** START **

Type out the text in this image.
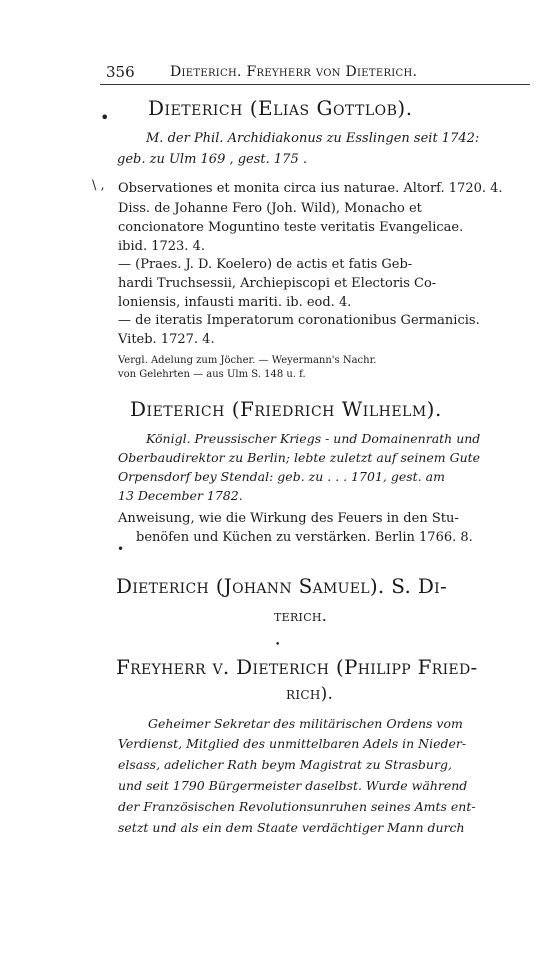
356	Dieterich. Freyherr von Dieterich.
Dieterich (Elias Gottlob).
M. der Phil. Archidiakonus zu Esslingen seit 1742:
geb. zu Ulm 169 , gest. 175 .
Observationes et monita circa ius naturae. Altorf. 1720. 4.
Diss. de Johanne Fero (Joh. Wild), Monacho et
concionatore Moguntino teste veritatis Evangelicae.
ibid. 1723. 4.
— (Praes. J. D. Koelero) de actis et fatis Geb-
hardi Truchsessii, Archiepiscopi et Electoris Co-
loniensis, infausti mariti. ib. eod. 4.
— de iteratis Imperatorum coronationibus Germanicis.
Viteb. 1727. 4.
Vergl. Adelung zum Jöcher. — Weyermann's Nachr.
von Gelehrten — aus Ulm S. 148 u. f.
Dieterich (Friedrich Wilhelm).
Königl. Preussischer Kriegs - und Domainenrath und
Oberbaudirektor zu Berlin; lebte zuletzt auf seinem Gute
Orpensdorf bey Stendal: geb. zu . . . 1701, gest. am
13 December 1782.
Anweisung, wie die Wirkung des Feuers in den Stu-
benöfen und Küchen zu verstärken. Berlin 1766. 8.
Dieterich (Johann Samuel). S. Di-
terich.
Freyherr v. Dieterich (Philipp Fried-
rich).
Geheimer Sekretar des militärischen Ordens vom
Verdienst, Mitglied des unmittelbaren Adels in Nieder-
elsass, adelicher Rath beym Magistrat zu Strasburg,
und seit 1790 Bürgermeister daselbst. Wurde während
der Französischen Revolutionsunruhen seines Amts ent-
setzt und als ein dem Staate verdächtiger Mann durch
•
\ ,
•
•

** END **

◆ Exercise brief
Repeat the material verbatim. Do not carry over any picture.

◆ Output for this task
Type out the text in this image.
356	Dieterich. Freyherr von Dieterich.
Dieterich (Elias Gottlob).
M. der Phil. Archidiakonus zu Esslingen seit 1742:
geb. zu Ulm 169 , gest. 175 .
Observationes et monita circa ius naturae. Altorf. 1720. 4.
Diss. de Johanne Fero (Joh. Wild), Monacho et
concionatore Moguntino teste veritatis Evangelicae.
ibid. 1723. 4.
— (Praes. J. D. Koelero) de actis et fatis Geb-
hardi Truchsessii, Archiepiscopi et Electoris Co-
loniensis, infausti mariti. ib. eod. 4.
— de iteratis Imperatorum coronationibus Germanicis.
Viteb. 1727. 4.
Vergl. Adelung zum Jöcher. — Weyermann's Nachr.
von Gelehrten — aus Ulm S. 148 u. f.
Dieterich (Friedrich Wilhelm).
Königl. Preussischer Kriegs - und Domainenrath und
Oberbaudirektor zu Berlin; lebte zuletzt auf seinem Gute
Orpensdorf bey Stendal: geb. zu . . . 1701, gest. am
13 December 1782.
Anweisung, wie die Wirkung des Feuers in den Stu-
benöfen und Küchen zu verstärken. Berlin 1766. 8.
Dieterich (Johann Samuel). S. Di-
terich.
Freyherr v. Dieterich (Philipp Fried-
rich).
Geheimer Sekretar des militärischen Ordens vom
Verdienst, Mitglied des unmittelbaren Adels in Nieder-
elsass, adelicher Rath beym Magistrat zu Strasburg,
und seit 1790 Bürgermeister daselbst. Wurde während
der Französischen Revolutionsunruhen seines Amts ent-
setzt und als ein dem Staate verdächtiger Mann durch
•
\ ,
•
•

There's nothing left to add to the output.